**TASK TO COMPLETE**:
Transcribe all the entries word for word, but omit the images.

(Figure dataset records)
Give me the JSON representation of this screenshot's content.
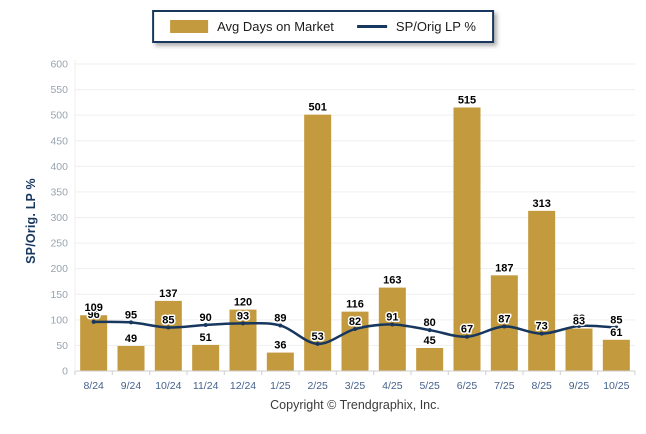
{
  "legend": {
    "bar_label": "Avg Days on Market",
    "line_label": "SP/Orig LP %"
  },
  "y_axis_title": "SP/Orig. LP %",
  "footer": "Copyright © Trendgraphix, Inc.",
  "colors": {
    "bar": "#C49A3E",
    "line": "#17375E",
    "grid": "#EFEFEF",
    "axis": "#CFCFCF",
    "x_label": "#44618C",
    "y_label": "#98A3B0",
    "value_label": "#000000",
    "legend_border": "#17375E"
  },
  "chart_data": {
    "type": "bar",
    "subtype": "bar-line-combo",
    "categories": [
      "8/24",
      "9/24",
      "10/24",
      "11/24",
      "12/24",
      "1/25",
      "2/25",
      "3/25",
      "4/25",
      "5/25",
      "6/25",
      "7/25",
      "8/25",
      "9/25",
      "10/25"
    ],
    "series": [
      {
        "name": "Avg Days on Market",
        "type": "bar",
        "values": [
          109,
          49,
          137,
          51,
          120,
          36,
          501,
          116,
          163,
          45,
          515,
          187,
          313,
          83,
          61
        ]
      },
      {
        "name": "SP/Orig LP %",
        "type": "line",
        "values": [
          96,
          95,
          85,
          90,
          93,
          89,
          53,
          82,
          91,
          80,
          67,
          87,
          73,
          88,
          85
        ]
      }
    ],
    "title": "",
    "xlabel": "",
    "ylabel": "SP/Orig. LP %",
    "ylim": [
      0,
      600
    ],
    "y_ticks": [
      0,
      50,
      100,
      150,
      200,
      250,
      300,
      350,
      400,
      450,
      500,
      550,
      600
    ],
    "grid": true,
    "legend_position": "top-center",
    "data_labels": true
  }
}
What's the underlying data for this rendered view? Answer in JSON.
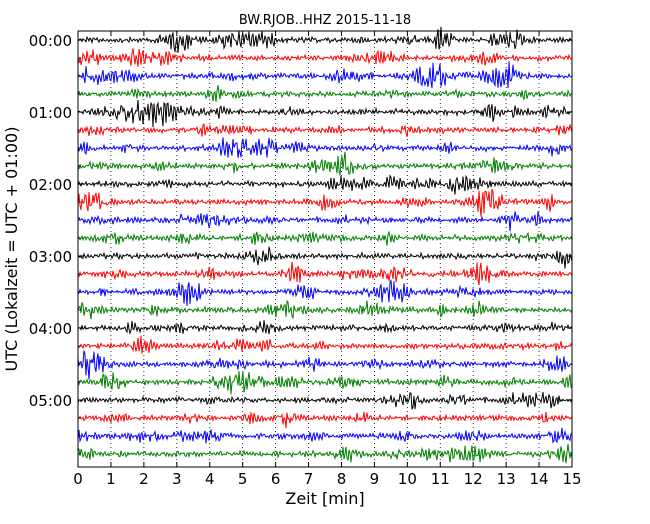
{
  "chart_data": {
    "type": "line",
    "title": "BW.RJOB..HHZ 2015-11-18",
    "xlabel": "Zeit  [min]",
    "ylabel": "UTC (Lokalzeit = UTC + 01:00)",
    "xlim": [
      0,
      15
    ],
    "x_ticks": [
      0,
      1,
      2,
      3,
      4,
      5,
      6,
      7,
      8,
      9,
      10,
      11,
      12,
      13,
      14,
      15
    ],
    "x_tick_labels": [
      "0",
      "1",
      "2",
      "3",
      "4",
      "5",
      "6",
      "7",
      "8",
      "9",
      "10",
      "11",
      "12",
      "13",
      "14",
      "15"
    ],
    "y_tick_labels": [
      "00:00",
      "01:00",
      "02:00",
      "03:00",
      "04:00",
      "05:00"
    ],
    "trace_interval_min": 15,
    "trace_count": 24,
    "color_cycle": [
      "#000000",
      "#ff0000",
      "#0000ff",
      "#008000"
    ],
    "grid": "vertical dotted at each minute",
    "series_description": "Seismogram traces of station BW.RJOB, channel HHZ; one trace per 15-minute window, colors cycling black, red, blue, green"
  }
}
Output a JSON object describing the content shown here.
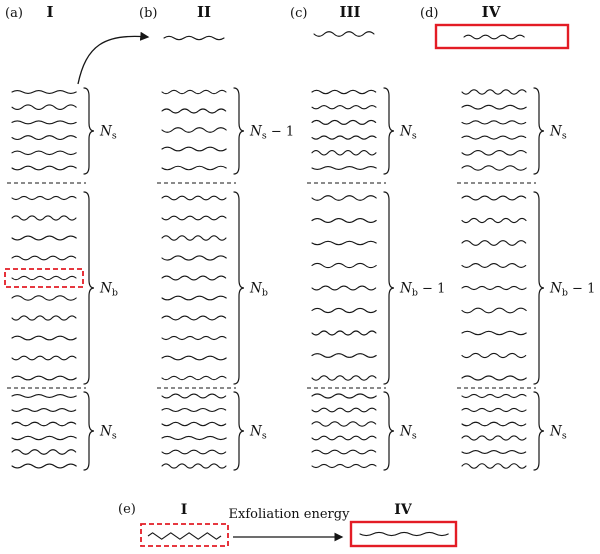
{
  "figure": {
    "line_color": "#161616",
    "accent_color": "#e31c25",
    "panels": [
      {
        "id": "a",
        "label": "(a)",
        "title": "I",
        "free_layer": false,
        "free_layer_boxed": false,
        "stacks": [
          {
            "n": 6,
            "brace": {
              "base": "N",
              "sub": "s",
              "suffix": ""
            }
          },
          {
            "n": 10,
            "brace": {
              "base": "N",
              "sub": "b",
              "suffix": ""
            },
            "boxed_line": 4
          },
          {
            "n": 6,
            "brace": {
              "base": "N",
              "sub": "s",
              "suffix": ""
            }
          }
        ]
      },
      {
        "id": "b",
        "label": "(b)",
        "title": "II",
        "free_layer": true,
        "free_layer_boxed": false,
        "stacks": [
          {
            "n": 5,
            "brace": {
              "base": "N",
              "sub": "s",
              "suffix": " − 1"
            }
          },
          {
            "n": 10,
            "brace": {
              "base": "N",
              "sub": "b",
              "suffix": ""
            }
          },
          {
            "n": 6,
            "brace": {
              "base": "N",
              "sub": "s",
              "suffix": ""
            }
          }
        ]
      },
      {
        "id": "c",
        "label": "(c)",
        "title": "III",
        "free_layer": true,
        "free_layer_boxed": false,
        "stacks": [
          {
            "n": 6,
            "brace": {
              "base": "N",
              "sub": "s",
              "suffix": ""
            }
          },
          {
            "n": 9,
            "brace": {
              "base": "N",
              "sub": "b",
              "suffix": " − 1"
            }
          },
          {
            "n": 6,
            "brace": {
              "base": "N",
              "sub": "s",
              "suffix": ""
            }
          }
        ]
      },
      {
        "id": "d",
        "label": "(d)",
        "title": "IV",
        "free_layer": true,
        "free_layer_boxed": true,
        "stacks": [
          {
            "n": 6,
            "brace": {
              "base": "N",
              "sub": "s",
              "suffix": ""
            }
          },
          {
            "n": 9,
            "brace": {
              "base": "N",
              "sub": "b",
              "suffix": " − 1"
            }
          },
          {
            "n": 6,
            "brace": {
              "base": "N",
              "sub": "s",
              "suffix": ""
            }
          }
        ]
      }
    ],
    "bottom_panel": {
      "label": "(e)",
      "left_title": "I",
      "right_title": "IV",
      "arrow_label": "Exfoliation energy"
    }
  }
}
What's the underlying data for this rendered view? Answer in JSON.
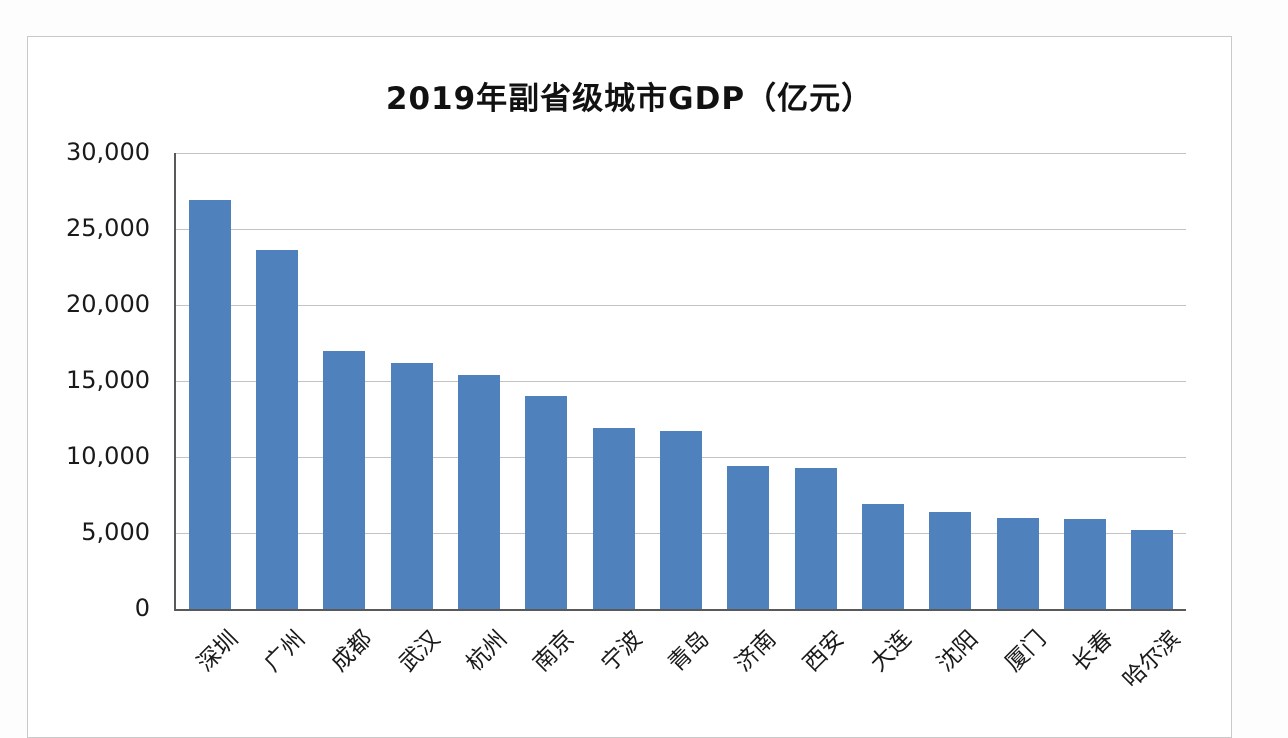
{
  "page": {
    "background_color": "#ffffff",
    "frame_border_color": "#c9c9c9"
  },
  "chart_data": {
    "type": "bar",
    "title": "2019年副省级城市GDP（亿元）",
    "categories": [
      "深圳",
      "广州",
      "成都",
      "武汉",
      "杭州",
      "南京",
      "宁波",
      "青岛",
      "济南",
      "西安",
      "大连",
      "沈阳",
      "厦门",
      "长春",
      "哈尔滨"
    ],
    "values": [
      26900,
      23600,
      17000,
      16200,
      15400,
      14000,
      11900,
      11700,
      9400,
      9300,
      6900,
      6400,
      6000,
      5900,
      5200
    ],
    "xlabel": "",
    "ylabel": "",
    "ylim": [
      0,
      30000
    ],
    "y_tick_step": 5000,
    "y_tick_labels": [
      "0",
      "5,000",
      "10,000",
      "15,000",
      "20,000",
      "25,000",
      "30,000"
    ],
    "grid": true,
    "legend_position": "none",
    "bar_color": "#4f81bd",
    "gridline_color": "#c3c3c3",
    "axis_color": "#595959",
    "x_label_rotation_deg": -45
  }
}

**WRITTEN SOLUTION**:
Give me the JSON representation of this screenshot's content.
{
  "legend": {
    "bar_label": "Avg Days on Market",
    "line_label": "SP/Orig LP %"
  },
  "y_axis_title": "SP/Orig. LP %",
  "footer": "Copyright © Trendgraphix, Inc.",
  "colors": {
    "bar": "#C49A3E",
    "line": "#17375E",
    "grid": "#EFEFEF",
    "axis": "#CFCFCF",
    "x_label": "#44618C",
    "y_label": "#98A3B0",
    "value_label": "#000000",
    "legend_border": "#17375E"
  },
  "chart_data": {
    "type": "bar",
    "subtype": "bar-line-combo",
    "categories": [
      "8/24",
      "9/24",
      "10/24",
      "11/24",
      "12/24",
      "1/25",
      "2/25",
      "3/25",
      "4/25",
      "5/25",
      "6/25",
      "7/25",
      "8/25",
      "9/25",
      "10/25"
    ],
    "series": [
      {
        "name": "Avg Days on Market",
        "type": "bar",
        "values": [
          109,
          49,
          137,
          51,
          120,
          36,
          501,
          116,
          163,
          45,
          515,
          187,
          313,
          83,
          61
        ]
      },
      {
        "name": "SP/Orig LP %",
        "type": "line",
        "values": [
          96,
          95,
          85,
          90,
          93,
          89,
          53,
          82,
          91,
          80,
          67,
          87,
          73,
          88,
          85
        ]
      }
    ],
    "title": "",
    "xlabel": "",
    "ylabel": "SP/Orig. LP %",
    "ylim": [
      0,
      600
    ],
    "y_ticks": [
      0,
      50,
      100,
      150,
      200,
      250,
      300,
      350,
      400,
      450,
      500,
      550,
      600
    ],
    "grid": true,
    "legend_position": "top-center",
    "data_labels": true
  }
}
What's the underlying data for this rendered view? Answer in JSON.
{
  "chart_data": {
    "type": "line",
    "title": "BW.RJOB..HHZ 2015-11-18",
    "xlabel": "Zeit  [min]",
    "ylabel": "UTC (Lokalzeit = UTC + 01:00)",
    "xlim": [
      0,
      15
    ],
    "x_ticks": [
      0,
      1,
      2,
      3,
      4,
      5,
      6,
      7,
      8,
      9,
      10,
      11,
      12,
      13,
      14,
      15
    ],
    "x_tick_labels": [
      "0",
      "1",
      "2",
      "3",
      "4",
      "5",
      "6",
      "7",
      "8",
      "9",
      "10",
      "11",
      "12",
      "13",
      "14",
      "15"
    ],
    "y_tick_labels": [
      "00:00",
      "01:00",
      "02:00",
      "03:00",
      "04:00",
      "05:00"
    ],
    "trace_interval_min": 15,
    "trace_count": 24,
    "color_cycle": [
      "#000000",
      "#ff0000",
      "#0000ff",
      "#008000"
    ],
    "grid": "vertical dotted at each minute",
    "series_description": "Seismogram traces of station BW.RJOB, channel HHZ; one trace per 15-minute window, colors cycling black, red, blue, green"
  }
}
Output a JSON object describing the content shown here.
{
  "figure": {
    "line_color": "#161616",
    "accent_color": "#e31c25",
    "panels": [
      {
        "id": "a",
        "label": "(a)",
        "title": "I",
        "free_layer": false,
        "free_layer_boxed": false,
        "stacks": [
          {
            "n": 6,
            "brace": {
              "base": "N",
              "sub": "s",
              "suffix": ""
            }
          },
          {
            "n": 10,
            "brace": {
              "base": "N",
              "sub": "b",
              "suffix": ""
            },
            "boxed_line": 4
          },
          {
            "n": 6,
            "brace": {
              "base": "N",
              "sub": "s",
              "suffix": ""
            }
          }
        ]
      },
      {
        "id": "b",
        "label": "(b)",
        "title": "II",
        "free_layer": true,
        "free_layer_boxed": false,
        "stacks": [
          {
            "n": 5,
            "brace": {
              "base": "N",
              "sub": "s",
              "suffix": " − 1"
            }
          },
          {
            "n": 10,
            "brace": {
              "base": "N",
              "sub": "b",
              "suffix": ""
            }
          },
          {
            "n": 6,
            "brace": {
              "base": "N",
              "sub": "s",
              "suffix": ""
            }
          }
        ]
      },
      {
        "id": "c",
        "label": "(c)",
        "title": "III",
        "free_layer": true,
        "free_layer_boxed": false,
        "stacks": [
          {
            "n": 6,
            "brace": {
              "base": "N",
              "sub": "s",
              "suffix": ""
            }
          },
          {
            "n": 9,
            "brace": {
              "base": "N",
              "sub": "b",
              "suffix": " − 1"
            }
          },
          {
            "n": 6,
            "brace": {
              "base": "N",
              "sub": "s",
              "suffix": ""
            }
          }
        ]
      },
      {
        "id": "d",
        "label": "(d)",
        "title": "IV",
        "free_layer": true,
        "free_layer_boxed": true,
        "stacks": [
          {
            "n": 6,
            "brace": {
              "base": "N",
              "sub": "s",
              "suffix": ""
            }
          },
          {
            "n": 9,
            "brace": {
              "base": "N",
              "sub": "b",
              "suffix": " − 1"
            }
          },
          {
            "n": 6,
            "brace": {
              "base": "N",
              "sub": "s",
              "suffix": ""
            }
          }
        ]
      }
    ],
    "bottom_panel": {
      "label": "(e)",
      "left_title": "I",
      "right_title": "IV",
      "arrow_label": "Exfoliation energy"
    }
  }
}
What's the underlying data for this rendered view? Answer in JSON.
{
  "page": {
    "background_color": "#ffffff",
    "frame_border_color": "#c9c9c9"
  },
  "chart_data": {
    "type": "bar",
    "title": "2019年副省级城市GDP（亿元）",
    "categories": [
      "深圳",
      "广州",
      "成都",
      "武汉",
      "杭州",
      "南京",
      "宁波",
      "青岛",
      "济南",
      "西安",
      "大连",
      "沈阳",
      "厦门",
      "长春",
      "哈尔滨"
    ],
    "values": [
      26900,
      23600,
      17000,
      16200,
      15400,
      14000,
      11900,
      11700,
      9400,
      9300,
      6900,
      6400,
      6000,
      5900,
      5200
    ],
    "xlabel": "",
    "ylabel": "",
    "ylim": [
      0,
      30000
    ],
    "y_tick_step": 5000,
    "y_tick_labels": [
      "0",
      "5,000",
      "10,000",
      "15,000",
      "20,000",
      "25,000",
      "30,000"
    ],
    "grid": true,
    "legend_position": "none",
    "bar_color": "#4f81bd",
    "gridline_color": "#c3c3c3",
    "axis_color": "#595959",
    "x_label_rotation_deg": -45
  }
}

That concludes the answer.